* **Short exercise**:
Go through the records and copy each line where the word "this" occurs.

* **Data**:
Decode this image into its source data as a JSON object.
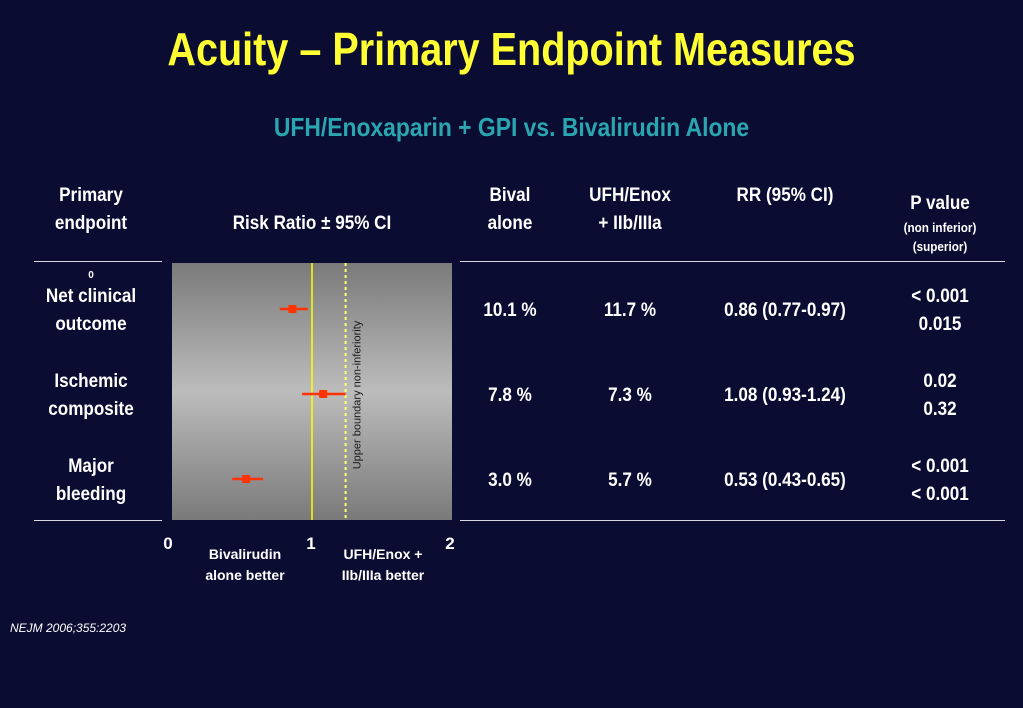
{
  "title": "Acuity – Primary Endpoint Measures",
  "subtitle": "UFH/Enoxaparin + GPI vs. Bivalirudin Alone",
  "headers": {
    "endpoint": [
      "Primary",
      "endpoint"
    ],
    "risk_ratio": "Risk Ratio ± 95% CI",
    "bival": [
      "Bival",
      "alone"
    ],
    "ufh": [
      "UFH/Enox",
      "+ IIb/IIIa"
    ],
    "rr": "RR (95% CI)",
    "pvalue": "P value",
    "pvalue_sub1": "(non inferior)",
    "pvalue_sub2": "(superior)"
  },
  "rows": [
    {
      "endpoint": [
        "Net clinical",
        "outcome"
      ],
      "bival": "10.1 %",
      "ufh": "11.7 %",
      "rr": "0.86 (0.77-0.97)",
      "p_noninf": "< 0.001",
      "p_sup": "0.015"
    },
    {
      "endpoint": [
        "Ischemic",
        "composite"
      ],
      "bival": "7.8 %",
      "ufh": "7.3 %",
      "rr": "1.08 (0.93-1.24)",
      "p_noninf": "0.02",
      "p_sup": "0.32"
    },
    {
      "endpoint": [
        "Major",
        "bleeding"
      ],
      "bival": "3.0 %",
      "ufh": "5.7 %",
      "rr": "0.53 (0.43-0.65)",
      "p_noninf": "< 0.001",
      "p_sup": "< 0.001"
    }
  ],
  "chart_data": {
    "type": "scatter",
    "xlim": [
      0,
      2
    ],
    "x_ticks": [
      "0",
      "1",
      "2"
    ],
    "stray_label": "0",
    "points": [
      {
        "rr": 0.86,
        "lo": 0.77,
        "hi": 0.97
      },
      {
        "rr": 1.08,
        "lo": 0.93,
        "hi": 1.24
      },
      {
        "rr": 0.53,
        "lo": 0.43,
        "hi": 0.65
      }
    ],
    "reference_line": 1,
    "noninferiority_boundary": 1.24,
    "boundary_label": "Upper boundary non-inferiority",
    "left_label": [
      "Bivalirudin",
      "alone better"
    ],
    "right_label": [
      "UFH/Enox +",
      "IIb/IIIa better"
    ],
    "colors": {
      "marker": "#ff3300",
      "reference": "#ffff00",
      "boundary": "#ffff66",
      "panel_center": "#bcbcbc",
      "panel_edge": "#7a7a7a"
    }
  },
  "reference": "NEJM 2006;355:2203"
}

...

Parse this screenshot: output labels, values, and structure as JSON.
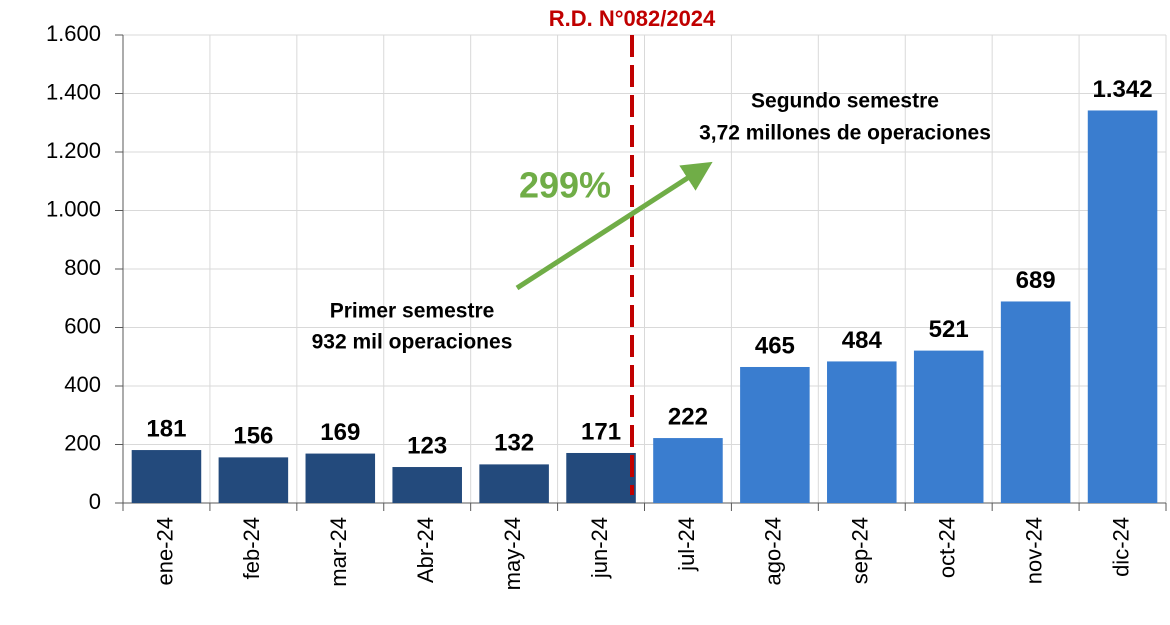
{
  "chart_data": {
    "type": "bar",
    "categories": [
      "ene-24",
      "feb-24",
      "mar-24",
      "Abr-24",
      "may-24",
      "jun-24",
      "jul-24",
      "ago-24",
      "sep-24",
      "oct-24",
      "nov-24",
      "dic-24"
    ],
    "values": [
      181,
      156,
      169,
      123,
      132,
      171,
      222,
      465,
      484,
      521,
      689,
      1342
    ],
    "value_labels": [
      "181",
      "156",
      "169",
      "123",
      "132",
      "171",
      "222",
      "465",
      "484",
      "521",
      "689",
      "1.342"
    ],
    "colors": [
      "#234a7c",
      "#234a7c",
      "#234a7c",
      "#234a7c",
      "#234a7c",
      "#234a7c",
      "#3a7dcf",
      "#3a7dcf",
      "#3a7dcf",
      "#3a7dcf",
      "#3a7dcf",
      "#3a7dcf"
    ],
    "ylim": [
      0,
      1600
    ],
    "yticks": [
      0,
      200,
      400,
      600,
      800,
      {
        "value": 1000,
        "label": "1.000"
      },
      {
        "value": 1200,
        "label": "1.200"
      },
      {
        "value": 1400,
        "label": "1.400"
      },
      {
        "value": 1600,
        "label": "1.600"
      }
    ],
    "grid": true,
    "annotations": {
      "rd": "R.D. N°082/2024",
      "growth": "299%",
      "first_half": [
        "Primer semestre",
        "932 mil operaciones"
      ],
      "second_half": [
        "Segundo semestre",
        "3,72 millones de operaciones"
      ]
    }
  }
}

* **Exercise response**:
Decode this image into its source data as a JSON object.
Parse this screenshot: output labels, values, and structure as JSON.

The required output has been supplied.